**YOUR TASK**
Your task is to copy every record exactly.

**ITEMS**
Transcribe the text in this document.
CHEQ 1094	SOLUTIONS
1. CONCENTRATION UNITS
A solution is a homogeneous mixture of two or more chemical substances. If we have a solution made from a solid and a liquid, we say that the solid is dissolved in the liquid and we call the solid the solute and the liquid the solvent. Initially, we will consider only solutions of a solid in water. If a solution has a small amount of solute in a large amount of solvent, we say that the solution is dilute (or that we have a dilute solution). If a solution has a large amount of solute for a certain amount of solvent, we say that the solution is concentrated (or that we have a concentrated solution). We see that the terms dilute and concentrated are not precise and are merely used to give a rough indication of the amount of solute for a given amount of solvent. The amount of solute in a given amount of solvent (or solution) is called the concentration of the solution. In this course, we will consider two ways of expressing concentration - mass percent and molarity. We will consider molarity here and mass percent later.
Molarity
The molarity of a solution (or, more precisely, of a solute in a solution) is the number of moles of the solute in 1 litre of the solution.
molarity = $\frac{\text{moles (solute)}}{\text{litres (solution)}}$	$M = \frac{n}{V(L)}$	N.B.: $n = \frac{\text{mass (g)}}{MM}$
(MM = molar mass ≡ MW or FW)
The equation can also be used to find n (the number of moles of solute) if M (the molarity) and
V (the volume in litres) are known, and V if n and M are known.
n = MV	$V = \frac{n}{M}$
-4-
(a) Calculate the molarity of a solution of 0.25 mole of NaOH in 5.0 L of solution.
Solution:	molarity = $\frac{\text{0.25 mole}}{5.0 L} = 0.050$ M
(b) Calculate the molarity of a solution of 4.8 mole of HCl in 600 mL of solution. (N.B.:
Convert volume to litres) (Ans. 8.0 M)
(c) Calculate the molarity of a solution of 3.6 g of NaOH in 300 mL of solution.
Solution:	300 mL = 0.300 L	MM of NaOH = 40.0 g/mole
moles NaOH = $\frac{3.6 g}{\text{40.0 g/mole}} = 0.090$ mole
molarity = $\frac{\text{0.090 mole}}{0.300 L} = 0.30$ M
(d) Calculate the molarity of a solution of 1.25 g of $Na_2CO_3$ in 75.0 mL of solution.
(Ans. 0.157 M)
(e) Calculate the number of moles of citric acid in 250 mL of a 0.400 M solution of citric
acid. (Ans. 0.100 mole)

**TASK ANSWER**
Transcribe the text in this document.
CHEQ 1094	SOLUTIONS
1. CONCENTRATION UNITS
A solution is a homogeneous mixture of two or more chemical substances. If we have a solution made from a solid and a liquid, we say that the solid is dissolved in the liquid and we call the solid the solute and the liquid the solvent. Initially, we will consider only solutions of a solid in water. If a solution has a small amount of solute in a large amount of solvent, we say that the solution is dilute (or that we have a dilute solution). If a solution has a large amount of solute for a certain amount of solvent, we say that the solution is concentrated (or that we have a concentrated solution). We see that the terms dilute and concentrated are not precise and are merely used to give a rough indication of the amount of solute for a given amount of solvent. The amount of solute in a given amount of solvent (or solution) is called the concentration of the solution. In this course, we will consider two ways of expressing concentration - mass percent and molarity. We will consider molarity here and mass percent later.
Molarity
The molarity of a solution (or, more precisely, of a solute in a solution) is the number of moles of the solute in 1 litre of the solution.
molarity = $\frac{\text{moles (solute)}}{\text{litres (solution)}}$	$M = \frac{n}{V(L)}$	N.B.: $n = \frac{\text{mass (g)}}{MM}$
(MM = molar mass ≡ MW or FW)
The equation can also be used to find n (the number of moles of solute) if M (the molarity) and
V (the volume in litres) are known, and V if n and M are known.
n = MV	$V = \frac{n}{M}$
-4-
(a) Calculate the molarity of a solution of 0.25 mole of NaOH in 5.0 L of solution.
Solution:	molarity = $\frac{\text{0.25 mole}}{5.0 L} = 0.050$ M
(b) Calculate the molarity of a solution of 4.8 mole of HCl in 600 mL of solution. (N.B.:
Convert volume to litres) (Ans. 8.0 M)
(c) Calculate the molarity of a solution of 3.6 g of NaOH in 300 mL of solution.
Solution:	300 mL = 0.300 L	MM of NaOH = 40.0 g/mole
moles NaOH = $\frac{3.6 g}{\text{40.0 g/mole}} = 0.090$ mole
molarity = $\frac{\text{0.090 mole}}{0.300 L} = 0.30$ M
(d) Calculate the molarity of a solution of 1.25 g of $Na_2CO_3$ in 75.0 mL of solution.
(Ans. 0.157 M)
(e) Calculate the number of moles of citric acid in 250 mL of a 0.400 M solution of citric
acid. (Ans. 0.100 mole)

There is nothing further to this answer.